═════ DATA IN THIS EXERCISE

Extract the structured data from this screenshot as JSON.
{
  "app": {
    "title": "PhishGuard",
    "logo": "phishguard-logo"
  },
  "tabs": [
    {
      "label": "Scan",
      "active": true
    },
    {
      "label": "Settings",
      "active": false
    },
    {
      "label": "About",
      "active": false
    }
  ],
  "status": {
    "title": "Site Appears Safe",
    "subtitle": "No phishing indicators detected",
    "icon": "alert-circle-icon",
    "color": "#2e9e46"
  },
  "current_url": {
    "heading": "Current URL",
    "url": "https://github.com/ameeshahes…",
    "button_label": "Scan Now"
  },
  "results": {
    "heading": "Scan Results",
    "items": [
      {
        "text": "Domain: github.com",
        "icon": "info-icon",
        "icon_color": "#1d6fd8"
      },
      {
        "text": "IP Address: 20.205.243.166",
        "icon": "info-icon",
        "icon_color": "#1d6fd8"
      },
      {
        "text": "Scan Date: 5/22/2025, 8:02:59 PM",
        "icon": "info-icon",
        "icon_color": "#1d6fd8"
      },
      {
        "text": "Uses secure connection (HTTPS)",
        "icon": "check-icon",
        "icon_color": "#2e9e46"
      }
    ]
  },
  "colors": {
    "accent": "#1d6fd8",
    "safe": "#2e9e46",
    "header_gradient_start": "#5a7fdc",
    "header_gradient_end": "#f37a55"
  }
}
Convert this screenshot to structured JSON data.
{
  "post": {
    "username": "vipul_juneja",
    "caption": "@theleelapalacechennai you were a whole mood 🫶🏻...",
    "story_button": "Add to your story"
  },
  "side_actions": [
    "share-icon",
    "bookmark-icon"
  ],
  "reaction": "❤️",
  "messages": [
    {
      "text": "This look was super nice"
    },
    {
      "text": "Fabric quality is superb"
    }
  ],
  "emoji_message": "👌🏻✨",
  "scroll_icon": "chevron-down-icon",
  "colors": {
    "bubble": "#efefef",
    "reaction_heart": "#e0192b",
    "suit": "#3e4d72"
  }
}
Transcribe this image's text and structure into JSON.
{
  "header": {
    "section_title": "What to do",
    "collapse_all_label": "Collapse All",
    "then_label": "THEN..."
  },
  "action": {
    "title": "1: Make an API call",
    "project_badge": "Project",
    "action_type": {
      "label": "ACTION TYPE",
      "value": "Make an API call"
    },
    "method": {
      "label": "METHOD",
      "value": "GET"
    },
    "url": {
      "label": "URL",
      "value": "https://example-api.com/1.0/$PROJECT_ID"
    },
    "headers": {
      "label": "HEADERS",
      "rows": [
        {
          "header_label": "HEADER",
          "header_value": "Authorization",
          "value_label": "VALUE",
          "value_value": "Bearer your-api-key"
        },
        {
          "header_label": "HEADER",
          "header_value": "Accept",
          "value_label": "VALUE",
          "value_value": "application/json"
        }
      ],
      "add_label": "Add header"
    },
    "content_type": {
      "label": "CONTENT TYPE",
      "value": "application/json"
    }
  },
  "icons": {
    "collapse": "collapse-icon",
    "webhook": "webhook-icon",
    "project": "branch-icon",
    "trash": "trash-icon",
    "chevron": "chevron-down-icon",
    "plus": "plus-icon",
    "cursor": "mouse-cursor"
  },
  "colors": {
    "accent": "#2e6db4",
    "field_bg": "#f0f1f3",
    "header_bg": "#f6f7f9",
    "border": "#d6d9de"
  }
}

══════════
═════ DATA IN THIS EXERCISE

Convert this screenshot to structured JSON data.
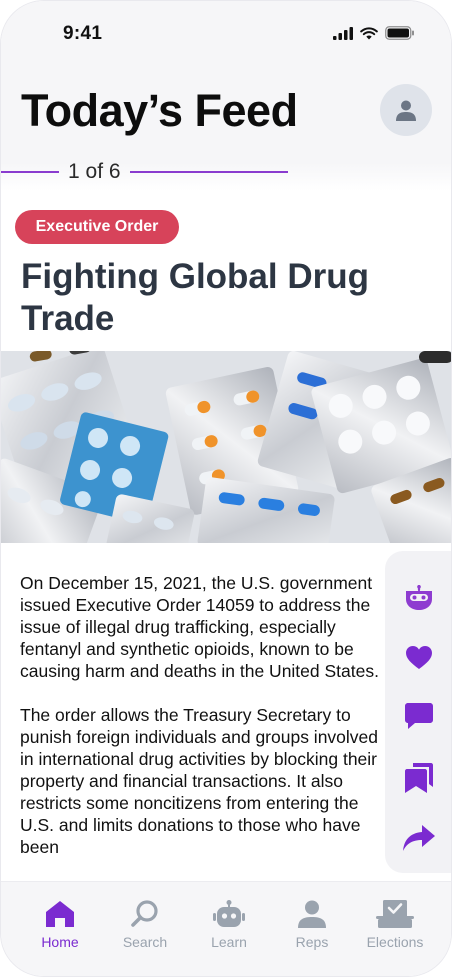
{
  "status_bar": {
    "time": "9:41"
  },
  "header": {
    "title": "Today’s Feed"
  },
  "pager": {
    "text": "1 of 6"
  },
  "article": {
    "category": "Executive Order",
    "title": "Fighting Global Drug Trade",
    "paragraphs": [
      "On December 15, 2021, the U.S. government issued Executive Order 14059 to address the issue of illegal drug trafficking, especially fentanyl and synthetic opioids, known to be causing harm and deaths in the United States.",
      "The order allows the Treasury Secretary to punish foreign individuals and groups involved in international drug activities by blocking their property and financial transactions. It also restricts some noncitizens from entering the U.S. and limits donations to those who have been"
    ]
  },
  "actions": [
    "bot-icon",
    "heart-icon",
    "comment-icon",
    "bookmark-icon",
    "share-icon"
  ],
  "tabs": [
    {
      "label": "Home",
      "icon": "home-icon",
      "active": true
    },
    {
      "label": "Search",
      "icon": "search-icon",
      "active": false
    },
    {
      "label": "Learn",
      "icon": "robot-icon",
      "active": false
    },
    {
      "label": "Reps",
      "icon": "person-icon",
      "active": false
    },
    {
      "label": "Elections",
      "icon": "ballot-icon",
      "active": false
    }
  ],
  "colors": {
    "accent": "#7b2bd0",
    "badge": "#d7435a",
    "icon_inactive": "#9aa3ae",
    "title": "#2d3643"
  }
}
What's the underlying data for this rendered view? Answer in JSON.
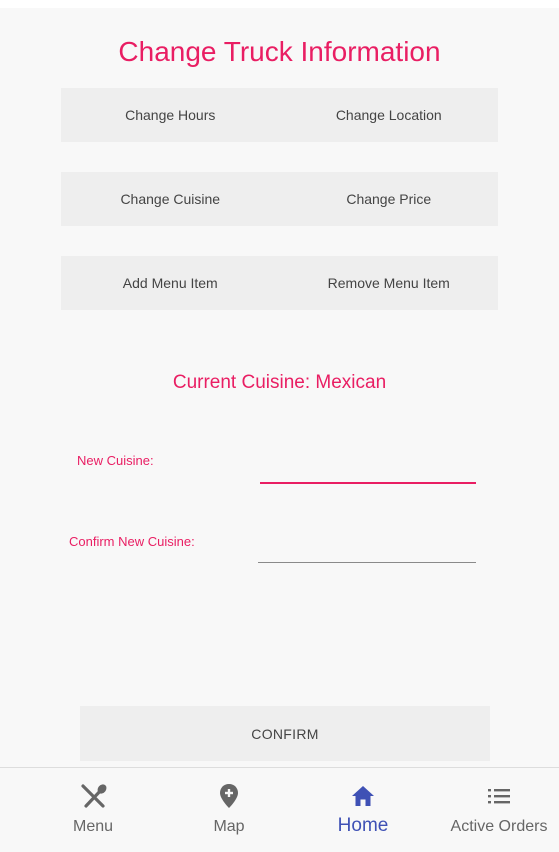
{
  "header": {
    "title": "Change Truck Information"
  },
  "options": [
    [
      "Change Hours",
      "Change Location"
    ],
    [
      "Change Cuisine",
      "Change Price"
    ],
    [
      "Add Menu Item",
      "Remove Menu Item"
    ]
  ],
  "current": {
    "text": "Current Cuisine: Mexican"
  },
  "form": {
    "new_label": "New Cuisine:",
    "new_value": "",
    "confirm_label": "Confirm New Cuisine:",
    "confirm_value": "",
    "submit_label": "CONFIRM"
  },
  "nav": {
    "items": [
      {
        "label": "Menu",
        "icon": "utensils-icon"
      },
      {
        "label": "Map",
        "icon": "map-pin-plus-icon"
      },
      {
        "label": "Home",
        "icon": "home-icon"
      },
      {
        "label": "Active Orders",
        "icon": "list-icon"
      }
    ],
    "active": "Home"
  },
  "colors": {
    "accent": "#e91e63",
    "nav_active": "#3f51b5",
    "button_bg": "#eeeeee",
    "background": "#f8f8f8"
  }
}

══════════

INSTRUCTION:
Where does the word "accent" appear? Return each line that holds it.

SOLVED EXERCISE:
    "accent": "#1d6fd8",
    "accent": "#2e6db4",
    "accent": "#7b2bd0",
    "accent": "#e91e63",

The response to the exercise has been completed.